[start of Exercise inputs]

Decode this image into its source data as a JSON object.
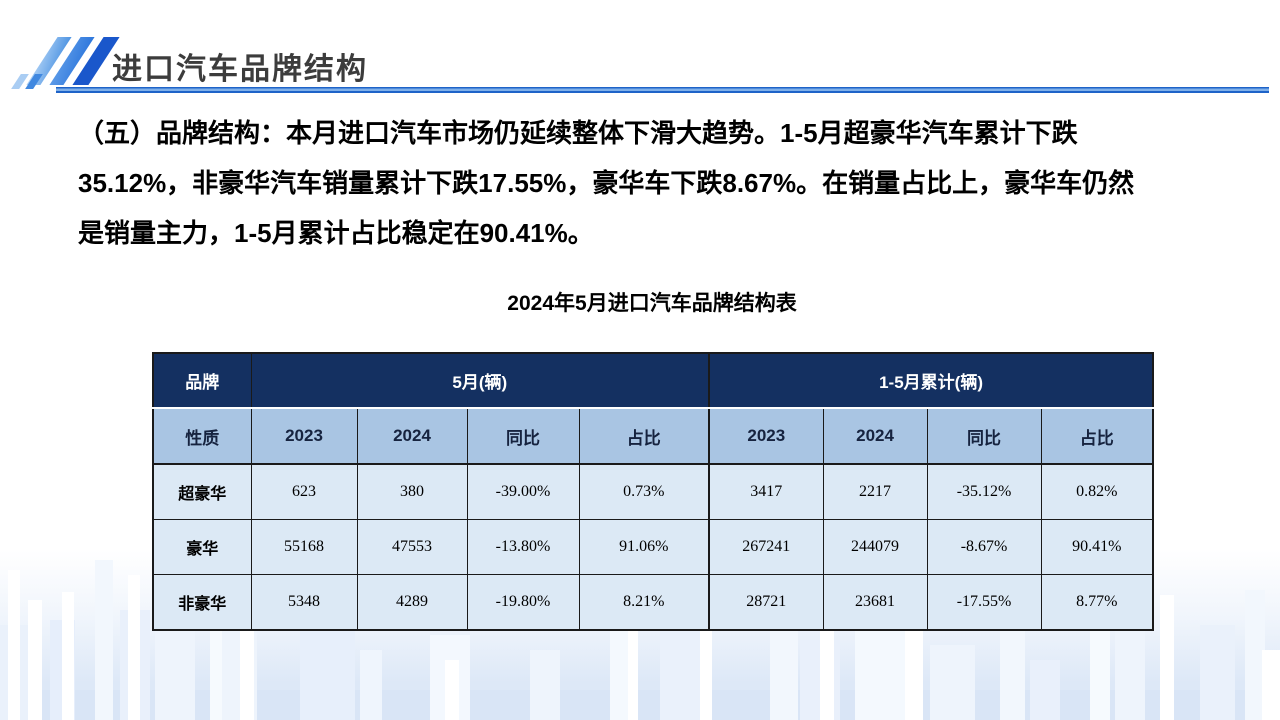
{
  "header": {
    "title": "进口汽车品牌结构"
  },
  "intro": {
    "lines": [
      "（五）品牌结构：本月进口汽车市场仍延续整体下滑大趋势。1-5月超豪华汽车累计下跌",
      "35.12%，非豪华汽车销量累计下跌17.55%，豪华车下跌8.67%。在销量占比上，豪华车仍然",
      "是销量主力，1-5月累计占比稳定在90.41%。"
    ]
  },
  "table": {
    "title": "2024年5月进口汽车品牌结构表",
    "corner_top": "品牌",
    "corner_bottom": "性质",
    "groups": [
      {
        "label": "5月(辆)"
      },
      {
        "label": "1-5月累计(辆)"
      }
    ],
    "columns": [
      "2023",
      "2024",
      "同比",
      "占比",
      "2023",
      "2024",
      "同比",
      "占比"
    ],
    "rows": [
      {
        "label": "超豪华",
        "values": [
          "623",
          "380",
          "-39.00%",
          "0.73%",
          "3417",
          "2217",
          "-35.12%",
          "0.82%"
        ]
      },
      {
        "label": "豪华",
        "values": [
          "55168",
          "47553",
          "-13.80%",
          "91.06%",
          "267241",
          "244079",
          "-8.67%",
          "90.41%"
        ]
      },
      {
        "label": "非豪华",
        "values": [
          "5348",
          "4289",
          "-19.80%",
          "8.21%",
          "28721",
          "23681",
          "-17.55%",
          "8.77%"
        ]
      }
    ]
  },
  "colors": {
    "header_navy": "#143061",
    "subheader_blue": "#a9c5e3",
    "row_blue": "#dce9f5",
    "accent_blue": "#1e63c8",
    "title_gray": "#3c3c3c"
  }
}
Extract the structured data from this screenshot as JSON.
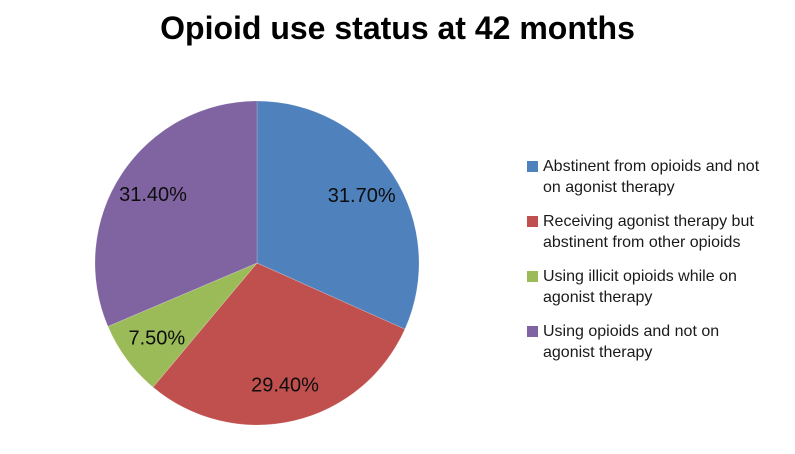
{
  "chart_data": {
    "type": "pie",
    "title": "Opioid use status at 42 months",
    "direction": "clockwise",
    "start_angle_deg": 0,
    "legend_position": "right",
    "data_labels": "percent-inside",
    "background_color": "#ffffff",
    "title_color": "#000000",
    "label_color": "#0d0d0d",
    "slices": [
      {
        "label": "Abstinent from opioids and not on agonist therapy",
        "value": 31.7,
        "display": "31.70%",
        "color": "#4F81BD"
      },
      {
        "label": "Receiving agonist therapy but abstinent from other opioids",
        "value": 29.4,
        "display": "29.40%",
        "color": "#C0504D"
      },
      {
        "label": "Using illicit opioids while on agonist therapy",
        "value": 7.5,
        "display": "7.50%",
        "color": "#9BBB59"
      },
      {
        "label": "Using opioids and not on agonist therapy",
        "value": 31.4,
        "display": "31.40%",
        "color": "#8064A2"
      }
    ]
  }
}
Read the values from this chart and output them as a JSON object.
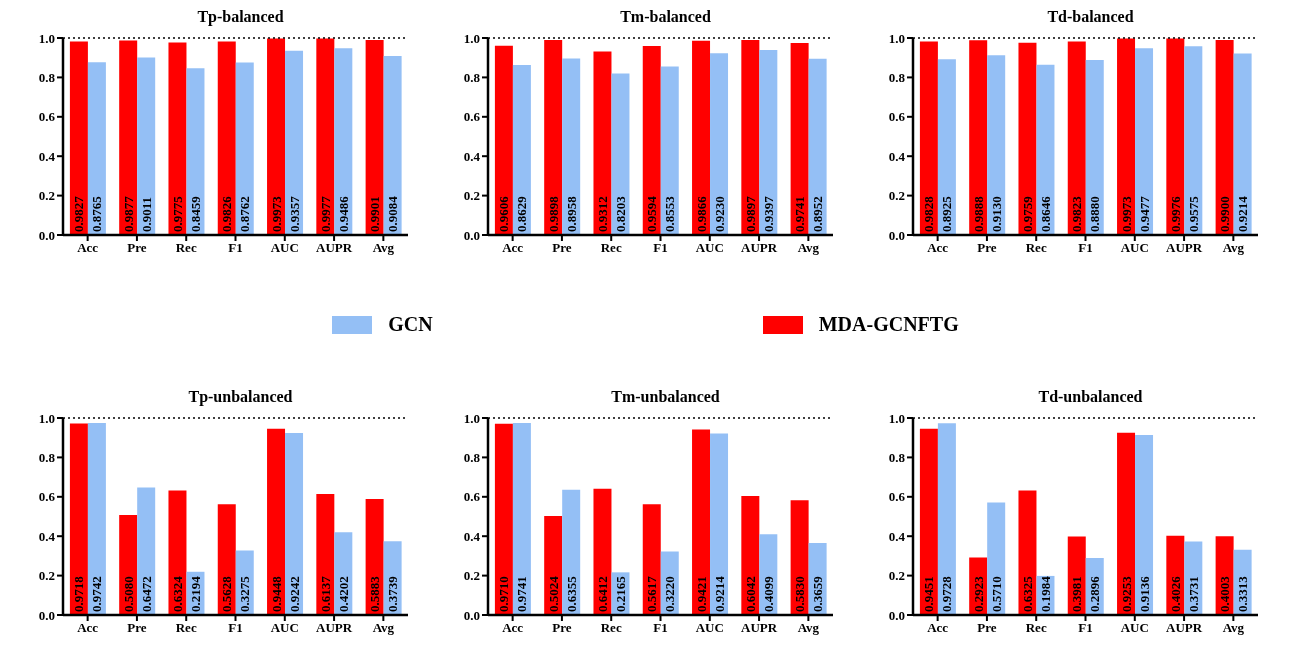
{
  "chart_data": [
    {
      "type": "bar",
      "title": "Tp-balanced",
      "categories": [
        "Acc",
        "Pre",
        "Rec",
        "F1",
        "AUC",
        "AUPR",
        "Avg"
      ],
      "series": [
        {
          "name": "MDA-GCNFTG",
          "color": "#ff0000",
          "values": [
            0.9827,
            0.9877,
            0.9775,
            0.9826,
            0.9973,
            0.9977,
            0.9901
          ],
          "value_labels": [
            "0.9827",
            "0.9877",
            "0.9775",
            "0.9826",
            "0.9973",
            "0.9977",
            "0.9901"
          ]
        },
        {
          "name": "GCN",
          "color": "#94bff5",
          "values": [
            0.8765,
            0.9011,
            0.8459,
            0.8762,
            0.9357,
            0.9486,
            0.9084
          ],
          "value_labels": [
            "0.8765",
            "0.9011",
            "0.8459",
            "0.8762",
            "0.9357",
            "0.9486",
            "0.9084"
          ]
        }
      ],
      "ylim": [
        0,
        1
      ],
      "yticks": [
        {
          "value": 0,
          "label": "0.0"
        },
        {
          "value": 0.2,
          "label": "0.2"
        },
        {
          "value": 0.4,
          "label": "0.4"
        },
        {
          "value": 0.6,
          "label": "0.6"
        },
        {
          "value": 0.8,
          "label": "0.8"
        },
        {
          "value": 1,
          "label": "1.0"
        }
      ],
      "ref_lines": [
        {
          "axis": "y",
          "value": 1,
          "line_style": "dotted",
          "color": "#000000"
        }
      ],
      "grid": false,
      "legend": "bottom"
    },
    {
      "type": "bar",
      "title": "Tm-balanced",
      "categories": [
        "Acc",
        "Pre",
        "Rec",
        "F1",
        "AUC",
        "AUPR",
        "Avg"
      ],
      "series": [
        {
          "color": "#ff0000",
          "values": [
            0.9606,
            0.9898,
            0.9312,
            0.9594,
            0.9866,
            0.9897,
            0.9741
          ],
          "value_labels": [
            "0.9606",
            "0.9898",
            "0.9312",
            "0.9594",
            "0.9866",
            "0.9897",
            "0.9741"
          ]
        },
        {
          "color": "#94bff5",
          "values": [
            0.8629,
            0.8958,
            0.8203,
            0.8553,
            0.923,
            0.9397,
            0.8952
          ],
          "value_labels": [
            "0.8629",
            "0.8958",
            "0.8203",
            "0.8553",
            "0.9230",
            "0.9397",
            "0.8952"
          ]
        }
      ],
      "ylim": [
        0,
        1
      ],
      "yticks": [
        {
          "value": 0,
          "label": "0.0"
        },
        {
          "value": 0.2,
          "label": "0.2"
        },
        {
          "value": 0.4,
          "label": "0.4"
        },
        {
          "value": 0.6,
          "label": "0.6"
        },
        {
          "value": 0.8,
          "label": "0.8"
        },
        {
          "value": 1,
          "label": "1.0"
        }
      ],
      "ref_lines": [
        {
          "axis": "y",
          "value": 1,
          "line_style": "dotted",
          "color": "#000000"
        }
      ],
      "grid": false
    },
    {
      "type": "bar",
      "title": "Td-balanced",
      "categories": [
        "Acc",
        "Pre",
        "Rec",
        "F1",
        "AUC",
        "AUPR",
        "Avg"
      ],
      "series": [
        {
          "color": "#ff0000",
          "values": [
            0.9828,
            0.9888,
            0.9759,
            0.9823,
            0.9973,
            0.9976,
            0.99
          ],
          "value_labels": [
            "0.9828",
            "0.9888",
            "0.9759",
            "0.9823",
            "0.9973",
            "0.9976",
            "0.9900"
          ]
        },
        {
          "color": "#94bff5",
          "values": [
            0.8925,
            0.913,
            0.8646,
            0.888,
            0.9477,
            0.9575,
            0.9214
          ],
          "value_labels": [
            "0.8925",
            "0.9130",
            "0.8646",
            "0.8880",
            "0.9477",
            "0.9575",
            "0.9214"
          ]
        }
      ],
      "ylim": [
        0,
        1
      ],
      "yticks": [
        {
          "value": 0,
          "label": "0.0"
        },
        {
          "value": 0.2,
          "label": "0.2"
        },
        {
          "value": 0.4,
          "label": "0.4"
        },
        {
          "value": 0.6,
          "label": "0.6"
        },
        {
          "value": 0.8,
          "label": "0.8"
        },
        {
          "value": 1,
          "label": "1.0"
        }
      ],
      "ref_lines": [
        {
          "axis": "y",
          "value": 1,
          "line_style": "dotted",
          "color": "#000000"
        }
      ],
      "grid": false
    },
    {
      "type": "bar",
      "title": "Tp-unbalanced",
      "categories": [
        "Acc",
        "Pre",
        "Rec",
        "F1",
        "AUC",
        "AUPR",
        "Avg"
      ],
      "series": [
        {
          "color": "#ff0000",
          "values": [
            0.9718,
            0.508,
            0.6324,
            0.5628,
            0.9448,
            0.6137,
            0.5883
          ],
          "value_labels": [
            "0.9718",
            "0.5080",
            "0.6324",
            "0.5628",
            "0.9448",
            "0.6137",
            "0.5883"
          ]
        },
        {
          "color": "#94bff5",
          "values": [
            0.9742,
            0.6472,
            0.2194,
            0.3275,
            0.9242,
            0.4202,
            0.3739
          ],
          "value_labels": [
            "0.9742",
            "0.6472",
            "0.2194",
            "0.3275",
            "0.9242",
            "0.4202",
            "0.3739"
          ]
        }
      ],
      "ylim": [
        0,
        1
      ],
      "yticks": [
        {
          "value": 0,
          "label": "0.0"
        },
        {
          "value": 0.2,
          "label": "0.2"
        },
        {
          "value": 0.4,
          "label": "0.4"
        },
        {
          "value": 0.6,
          "label": "0.6"
        },
        {
          "value": 0.8,
          "label": "0.8"
        },
        {
          "value": 1,
          "label": "1.0"
        }
      ],
      "ref_lines": [
        {
          "axis": "y",
          "value": 1,
          "line_style": "dotted",
          "color": "#000000"
        }
      ],
      "grid": false
    },
    {
      "type": "bar",
      "title": "Tm-unbalanced",
      "categories": [
        "Acc",
        "Pre",
        "Rec",
        "F1",
        "AUC",
        "AUPR",
        "Avg"
      ],
      "series": [
        {
          "color": "#ff0000",
          "values": [
            0.971,
            0.5024,
            0.6412,
            0.5617,
            0.9421,
            0.6042,
            0.583
          ],
          "value_labels": [
            "0.9710",
            "0.5024",
            "0.6412",
            "0.5617",
            "0.9421",
            "0.6042",
            "0.5830"
          ]
        },
        {
          "color": "#94bff5",
          "values": [
            0.9741,
            0.6355,
            0.2165,
            0.322,
            0.9214,
            0.4099,
            0.3659
          ],
          "value_labels": [
            "0.9741",
            "0.6355",
            "0.2165",
            "0.3220",
            "0.9214",
            "0.4099",
            "0.3659"
          ]
        }
      ],
      "ylim": [
        0,
        1
      ],
      "yticks": [
        {
          "value": 0,
          "label": "0.0"
        },
        {
          "value": 0.2,
          "label": "0.2"
        },
        {
          "value": 0.4,
          "label": "0.4"
        },
        {
          "value": 0.6,
          "label": "0.6"
        },
        {
          "value": 0.8,
          "label": "0.8"
        },
        {
          "value": 1,
          "label": "1.0"
        }
      ],
      "ref_lines": [
        {
          "axis": "y",
          "value": 1,
          "line_style": "dotted",
          "color": "#000000"
        }
      ],
      "grid": false
    },
    {
      "type": "bar",
      "title": "Td-unbalanced",
      "categories": [
        "Acc",
        "Pre",
        "Rec",
        "F1",
        "AUC",
        "AUPR",
        "Avg"
      ],
      "series": [
        {
          "color": "#ff0000",
          "values": [
            0.9451,
            0.2923,
            0.6325,
            0.3981,
            0.9253,
            0.4026,
            0.4003
          ],
          "value_labels": [
            "0.9451",
            "0.2923",
            "0.6325",
            "0.3981",
            "0.9253",
            "0.4026",
            "0.4003"
          ]
        },
        {
          "color": "#94bff5",
          "values": [
            0.9728,
            0.571,
            0.1984,
            0.2896,
            0.9136,
            0.3731,
            0.3313
          ],
          "value_labels": [
            "0.9728",
            "0.5710",
            "0.1984",
            "0.2896",
            "0.9136",
            "0.3731",
            "0.3313"
          ]
        }
      ],
      "ylim": [
        0,
        1
      ],
      "yticks": [
        {
          "value": 0,
          "label": "0.0"
        },
        {
          "value": 0.2,
          "label": "0.2"
        },
        {
          "value": 0.4,
          "label": "0.4"
        },
        {
          "value": 0.6,
          "label": "0.6"
        },
        {
          "value": 0.8,
          "label": "0.8"
        },
        {
          "value": 1,
          "label": "1.0"
        }
      ],
      "ref_lines": [
        {
          "axis": "y",
          "value": 1,
          "line_style": "dotted",
          "color": "#000000"
        }
      ],
      "grid": false
    }
  ]
}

[end of Exercise inputs]

* _Task goal_
Copy out all lines above that include the string "object".

* _In response_
Decode this image into its source data as a JSON object.
Read the values from this chart and output them as a JSON object.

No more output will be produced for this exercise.